[Recorded data]

....................

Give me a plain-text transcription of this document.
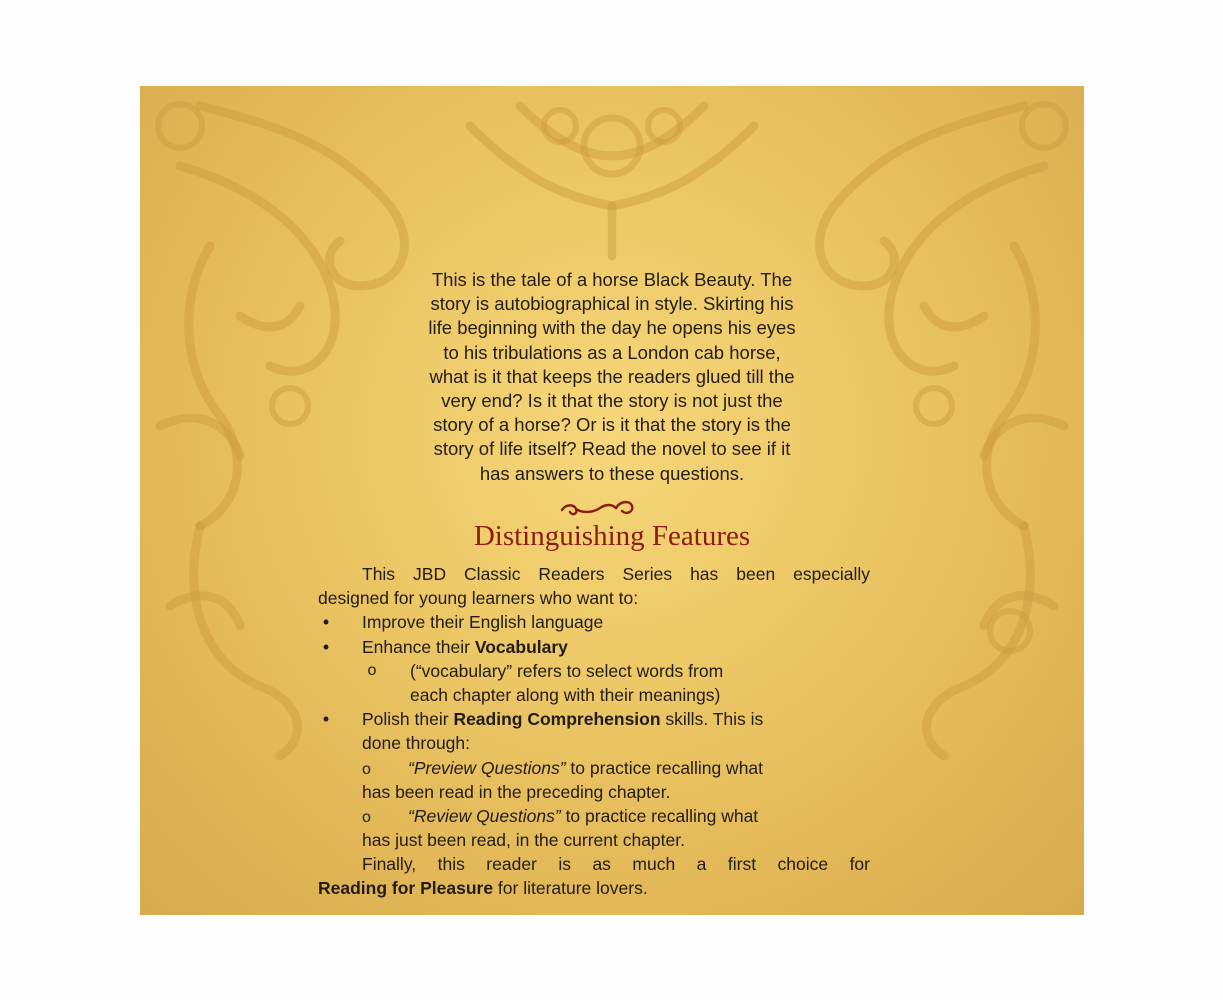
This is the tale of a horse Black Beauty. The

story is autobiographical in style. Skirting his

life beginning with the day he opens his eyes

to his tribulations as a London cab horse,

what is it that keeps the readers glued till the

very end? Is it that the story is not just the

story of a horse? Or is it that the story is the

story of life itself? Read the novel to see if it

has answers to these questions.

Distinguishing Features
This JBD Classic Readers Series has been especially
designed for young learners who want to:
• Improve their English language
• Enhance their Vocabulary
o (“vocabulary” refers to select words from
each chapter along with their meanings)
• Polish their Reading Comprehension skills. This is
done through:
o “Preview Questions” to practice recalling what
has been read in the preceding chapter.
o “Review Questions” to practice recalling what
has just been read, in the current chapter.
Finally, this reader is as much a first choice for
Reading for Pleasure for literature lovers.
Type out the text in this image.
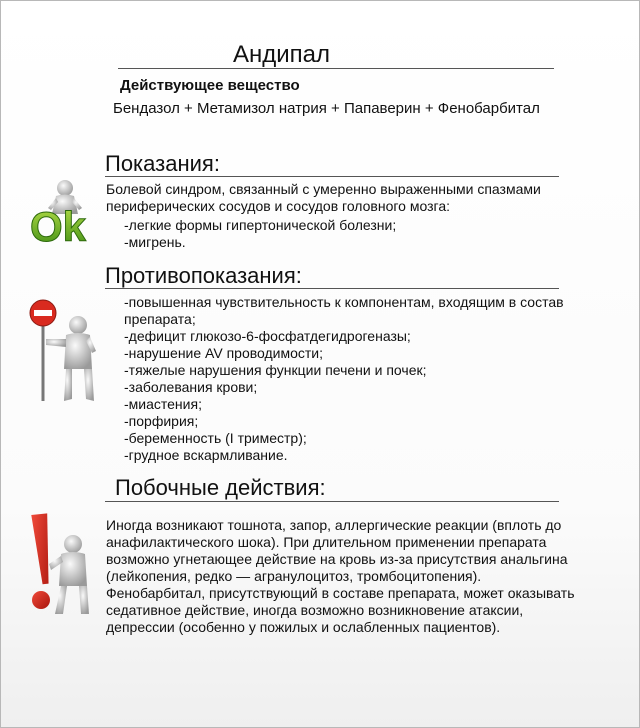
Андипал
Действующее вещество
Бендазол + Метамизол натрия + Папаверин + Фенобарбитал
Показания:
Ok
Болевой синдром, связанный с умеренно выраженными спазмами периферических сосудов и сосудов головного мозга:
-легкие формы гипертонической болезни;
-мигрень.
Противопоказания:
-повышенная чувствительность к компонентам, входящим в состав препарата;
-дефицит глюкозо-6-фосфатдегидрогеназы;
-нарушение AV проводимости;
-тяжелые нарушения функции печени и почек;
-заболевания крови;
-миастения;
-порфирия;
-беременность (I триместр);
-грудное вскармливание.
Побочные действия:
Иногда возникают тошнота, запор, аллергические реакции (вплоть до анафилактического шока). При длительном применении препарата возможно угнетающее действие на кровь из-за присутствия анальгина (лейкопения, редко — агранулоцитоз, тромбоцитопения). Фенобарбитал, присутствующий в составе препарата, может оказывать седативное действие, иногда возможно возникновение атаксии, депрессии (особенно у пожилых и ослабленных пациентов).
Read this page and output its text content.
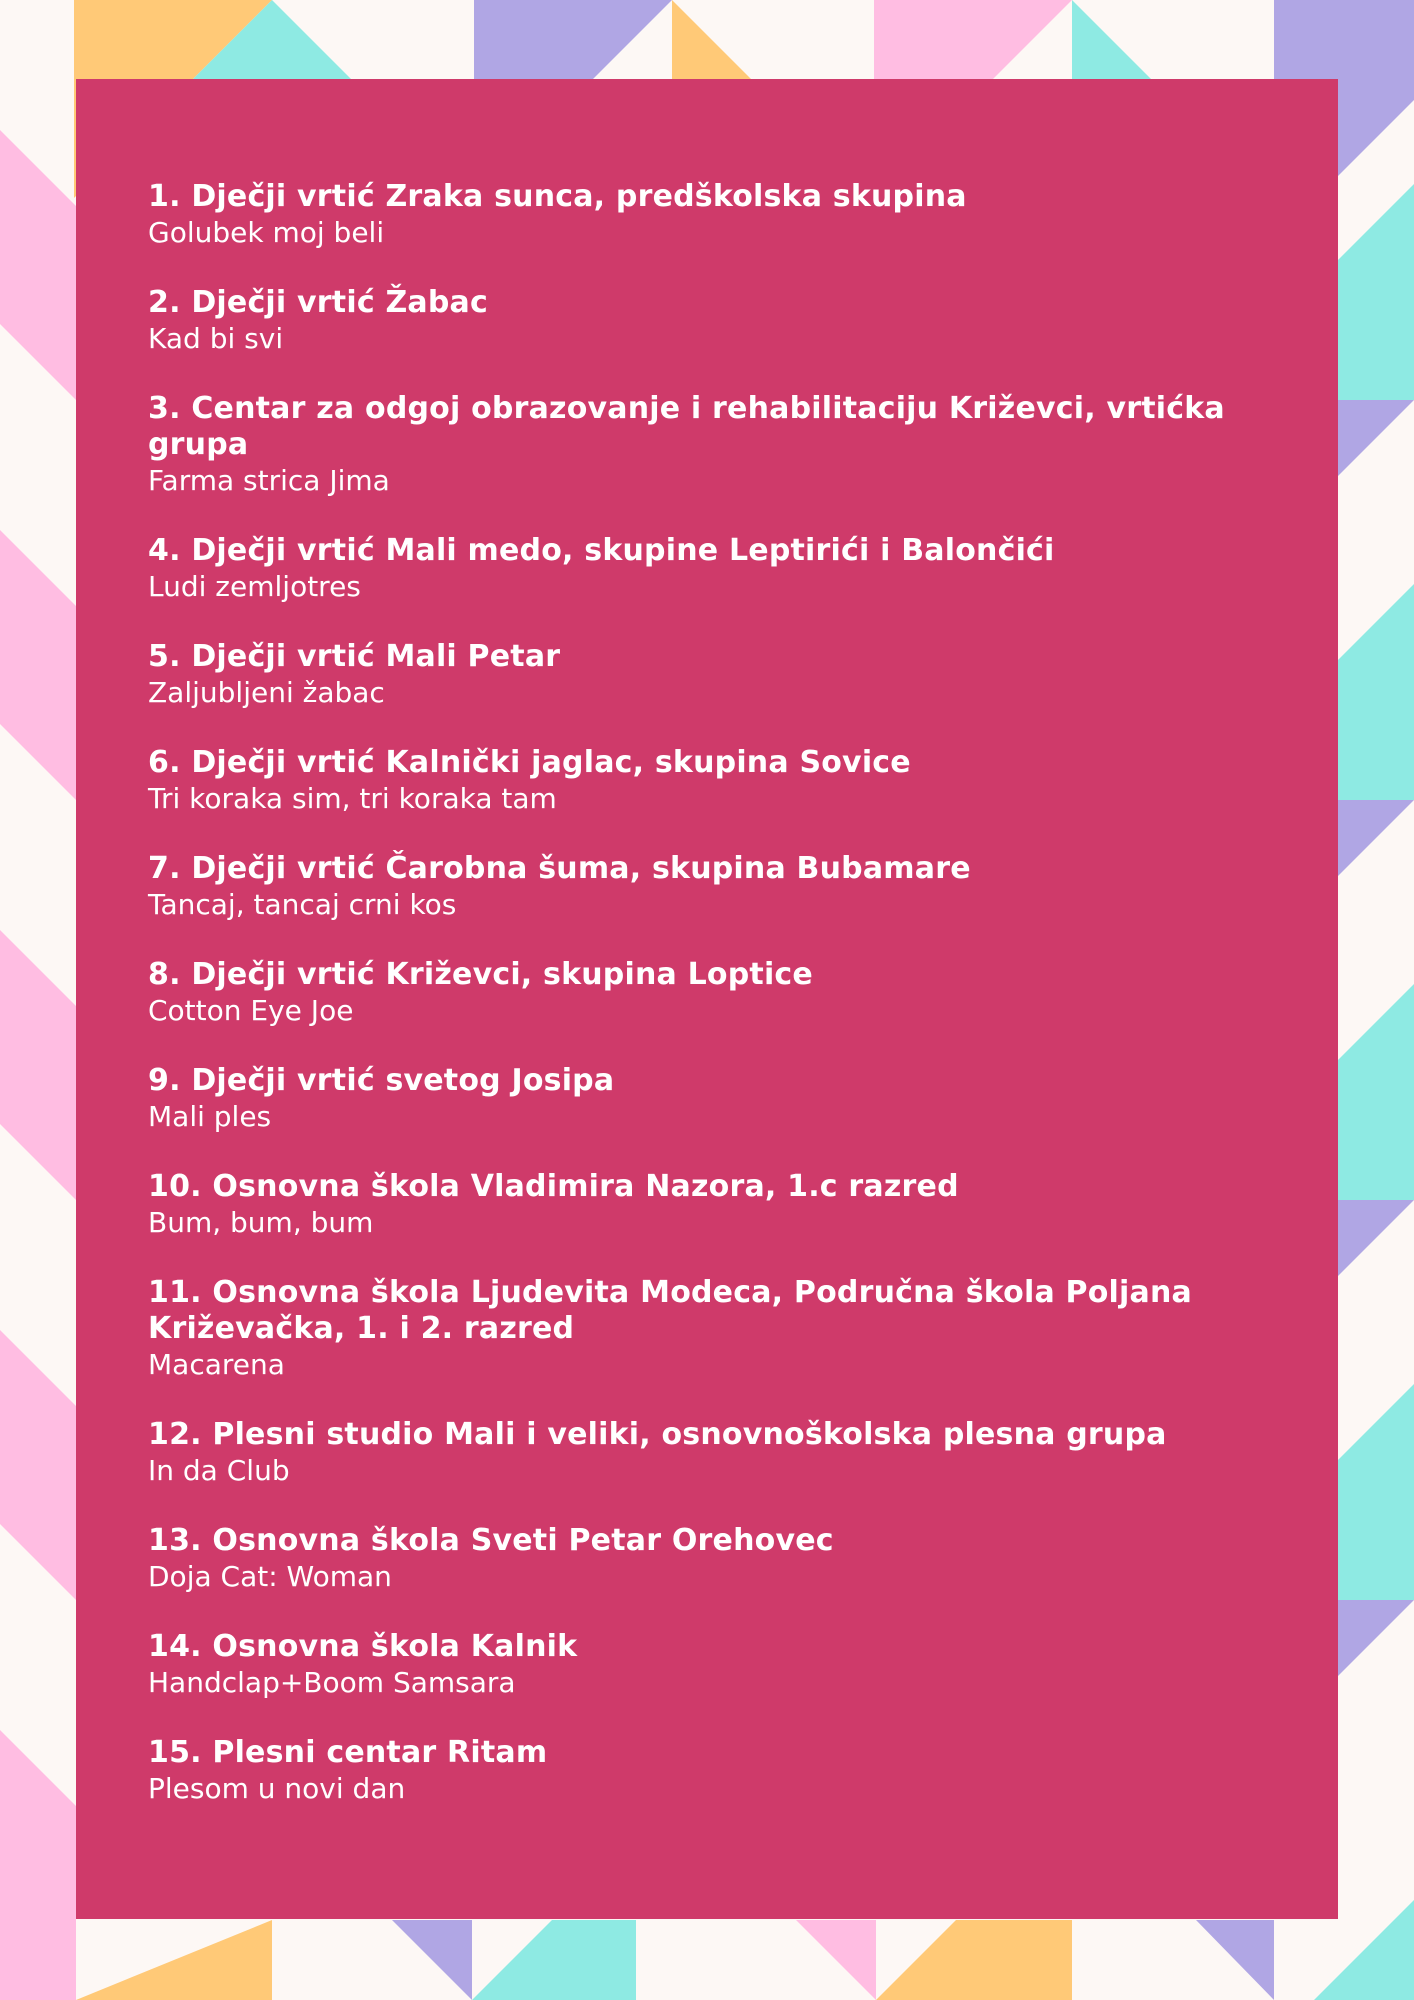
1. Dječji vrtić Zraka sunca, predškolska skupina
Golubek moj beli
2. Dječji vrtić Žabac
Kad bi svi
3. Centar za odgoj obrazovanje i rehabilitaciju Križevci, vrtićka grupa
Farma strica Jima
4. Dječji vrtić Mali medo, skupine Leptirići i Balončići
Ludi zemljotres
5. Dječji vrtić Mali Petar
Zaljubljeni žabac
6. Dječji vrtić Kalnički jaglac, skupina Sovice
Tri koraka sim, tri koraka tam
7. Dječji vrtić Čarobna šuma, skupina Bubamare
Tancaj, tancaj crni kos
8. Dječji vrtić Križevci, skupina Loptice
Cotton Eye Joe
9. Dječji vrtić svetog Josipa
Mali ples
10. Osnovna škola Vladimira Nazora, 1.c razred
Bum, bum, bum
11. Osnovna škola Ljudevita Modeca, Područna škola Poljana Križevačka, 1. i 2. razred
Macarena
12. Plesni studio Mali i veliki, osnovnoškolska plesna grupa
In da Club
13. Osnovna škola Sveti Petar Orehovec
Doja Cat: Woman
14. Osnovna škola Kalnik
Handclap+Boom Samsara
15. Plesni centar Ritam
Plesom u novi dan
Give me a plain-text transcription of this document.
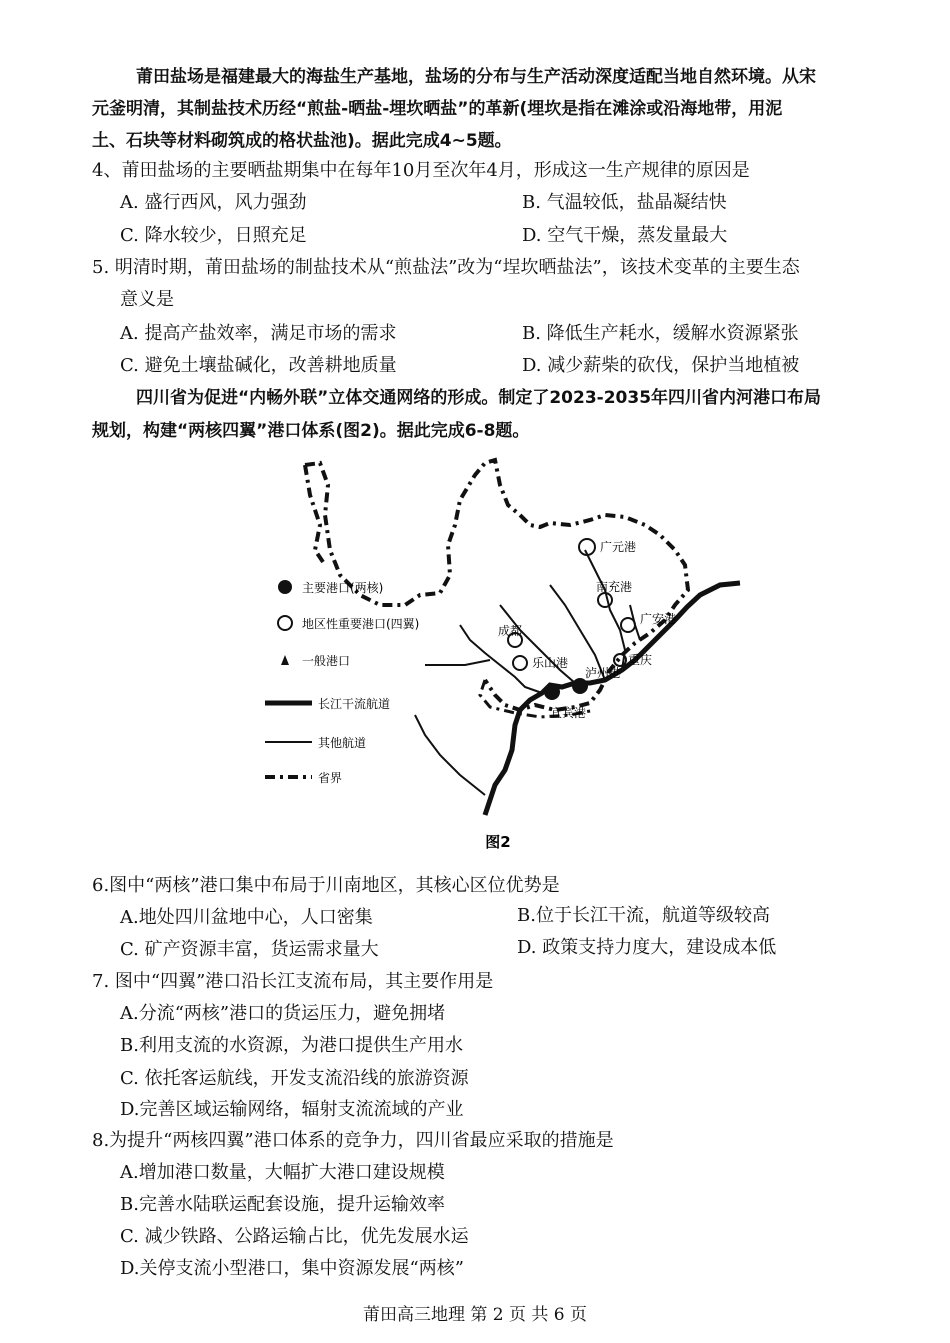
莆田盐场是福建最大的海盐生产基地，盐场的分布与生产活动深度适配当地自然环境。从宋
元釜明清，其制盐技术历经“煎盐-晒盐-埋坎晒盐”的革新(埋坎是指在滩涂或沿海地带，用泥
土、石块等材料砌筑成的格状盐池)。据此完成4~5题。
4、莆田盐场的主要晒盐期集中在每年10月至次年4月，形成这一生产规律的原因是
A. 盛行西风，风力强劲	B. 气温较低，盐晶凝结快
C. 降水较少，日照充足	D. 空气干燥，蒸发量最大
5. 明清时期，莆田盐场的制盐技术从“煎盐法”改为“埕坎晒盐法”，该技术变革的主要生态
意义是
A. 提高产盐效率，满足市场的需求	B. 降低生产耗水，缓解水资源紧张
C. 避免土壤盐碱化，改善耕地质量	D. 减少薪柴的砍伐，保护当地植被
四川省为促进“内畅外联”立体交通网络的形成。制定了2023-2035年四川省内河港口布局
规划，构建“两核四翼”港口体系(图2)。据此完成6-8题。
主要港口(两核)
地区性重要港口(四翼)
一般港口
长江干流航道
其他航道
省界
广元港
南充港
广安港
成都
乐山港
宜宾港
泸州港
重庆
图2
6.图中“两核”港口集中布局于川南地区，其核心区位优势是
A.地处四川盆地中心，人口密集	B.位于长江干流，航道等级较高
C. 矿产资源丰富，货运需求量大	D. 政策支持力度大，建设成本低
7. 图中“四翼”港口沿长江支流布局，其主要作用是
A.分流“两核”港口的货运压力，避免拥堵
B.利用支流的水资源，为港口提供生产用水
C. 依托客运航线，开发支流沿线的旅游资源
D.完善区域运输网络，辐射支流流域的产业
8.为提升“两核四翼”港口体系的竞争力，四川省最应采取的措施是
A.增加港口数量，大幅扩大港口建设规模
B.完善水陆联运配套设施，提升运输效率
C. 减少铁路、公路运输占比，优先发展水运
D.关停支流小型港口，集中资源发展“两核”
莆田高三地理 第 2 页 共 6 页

....................

STATED GOAL: Say how many lines contain "life", and give nothing but that number.

SOLUTION TO THIS TASK: 2